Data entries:
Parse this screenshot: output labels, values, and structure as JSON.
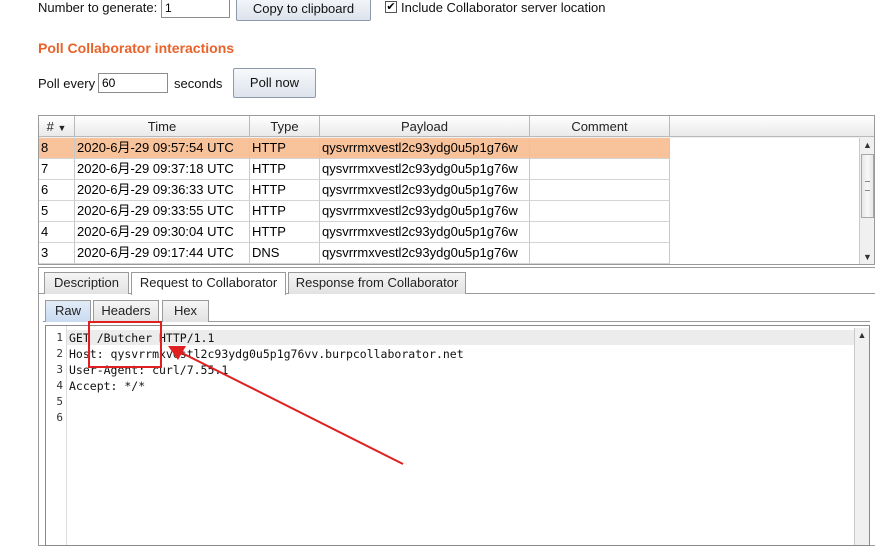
{
  "generate": {
    "label": "Number to generate:",
    "value": "1",
    "copy_button": "Copy to clipboard",
    "include_label": "Include Collaborator server location",
    "include_checked": true
  },
  "poll": {
    "title": "Poll Collaborator interactions",
    "every_label": "Poll every",
    "interval": "60",
    "seconds_label": "seconds",
    "poll_button": "Poll now"
  },
  "table": {
    "columns": [
      "#",
      "Time",
      "Type",
      "Payload",
      "Comment"
    ],
    "sort_indicator": "▼",
    "rows": [
      {
        "num": "8",
        "time": "2020-6月-29 09:57:54 UTC",
        "type": "HTTP",
        "payload": "qysvrrmxvestl2c93ydg0u5p1g76w",
        "comment": "",
        "selected": true
      },
      {
        "num": "7",
        "time": "2020-6月-29 09:37:18 UTC",
        "type": "HTTP",
        "payload": "qysvrrmxvestl2c93ydg0u5p1g76w",
        "comment": ""
      },
      {
        "num": "6",
        "time": "2020-6月-29 09:36:33 UTC",
        "type": "HTTP",
        "payload": "qysvrrmxvestl2c93ydg0u5p1g76w",
        "comment": ""
      },
      {
        "num": "5",
        "time": "2020-6月-29 09:33:55 UTC",
        "type": "HTTP",
        "payload": "qysvrrmxvestl2c93ydg0u5p1g76w",
        "comment": ""
      },
      {
        "num": "4",
        "time": "2020-6月-29 09:30:04 UTC",
        "type": "HTTP",
        "payload": "qysvrrmxvestl2c93ydg0u5p1g76w",
        "comment": ""
      },
      {
        "num": "3",
        "time": "2020-6月-29 09:17:44 UTC",
        "type": "DNS",
        "payload": "qysvrrmxvestl2c93ydg0u5p1g76w",
        "comment": ""
      }
    ]
  },
  "detail_tabs": [
    "Description",
    "Request to Collaborator",
    "Response from Collaborator"
  ],
  "view_tabs": [
    "Raw",
    "Headers",
    "Hex"
  ],
  "editor": {
    "lines": [
      "GET /Butcher HTTP/1.1",
      "Host: qysvrrmxvestl2c93ydg0u5p1g76vv.burpcollaborator.net",
      "User-Agent: curl/7.55.1",
      "Accept: */*",
      "",
      ""
    ],
    "line_numbers": [
      "1",
      "2",
      "3",
      "4",
      "5",
      "6"
    ]
  },
  "colors": {
    "accent": "#e8622a",
    "selected_row": "#f8c29a",
    "annotation": "#e02020"
  }
}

● GOAL:
Reproduce the entries above word for word. Pictures stay out.

● WORKED ANSWER:
Parse this screenshot: output labels, values, and structure as JSON.
{
  "generate": {
    "label": "Number to generate:",
    "value": "1",
    "copy_button": "Copy to clipboard",
    "include_label": "Include Collaborator server location",
    "include_checked": true
  },
  "poll": {
    "title": "Poll Collaborator interactions",
    "every_label": "Poll every",
    "interval": "60",
    "seconds_label": "seconds",
    "poll_button": "Poll now"
  },
  "table": {
    "columns": [
      "#",
      "Time",
      "Type",
      "Payload",
      "Comment"
    ],
    "sort_indicator": "▼",
    "rows": [
      {
        "num": "8",
        "time": "2020-6月-29 09:57:54 UTC",
        "type": "HTTP",
        "payload": "qysvrrmxvestl2c93ydg0u5p1g76w",
        "comment": "",
        "selected": true
      },
      {
        "num": "7",
        "time": "2020-6月-29 09:37:18 UTC",
        "type": "HTTP",
        "payload": "qysvrrmxvestl2c93ydg0u5p1g76w",
        "comment": ""
      },
      {
        "num": "6",
        "time": "2020-6月-29 09:36:33 UTC",
        "type": "HTTP",
        "payload": "qysvrrmxvestl2c93ydg0u5p1g76w",
        "comment": ""
      },
      {
        "num": "5",
        "time": "2020-6月-29 09:33:55 UTC",
        "type": "HTTP",
        "payload": "qysvrrmxvestl2c93ydg0u5p1g76w",
        "comment": ""
      },
      {
        "num": "4",
        "time": "2020-6月-29 09:30:04 UTC",
        "type": "HTTP",
        "payload": "qysvrrmxvestl2c93ydg0u5p1g76w",
        "comment": ""
      },
      {
        "num": "3",
        "time": "2020-6月-29 09:17:44 UTC",
        "type": "DNS",
        "payload": "qysvrrmxvestl2c93ydg0u5p1g76w",
        "comment": ""
      }
    ]
  },
  "detail_tabs": [
    "Description",
    "Request to Collaborator",
    "Response from Collaborator"
  ],
  "view_tabs": [
    "Raw",
    "Headers",
    "Hex"
  ],
  "editor": {
    "lines": [
      "GET /Butcher HTTP/1.1",
      "Host: qysvrrmxvestl2c93ydg0u5p1g76vv.burpcollaborator.net",
      "User-Agent: curl/7.55.1",
      "Accept: */*",
      "",
      ""
    ],
    "line_numbers": [
      "1",
      "2",
      "3",
      "4",
      "5",
      "6"
    ]
  },
  "colors": {
    "accent": "#e8622a",
    "selected_row": "#f8c29a",
    "annotation": "#e02020"
  }
}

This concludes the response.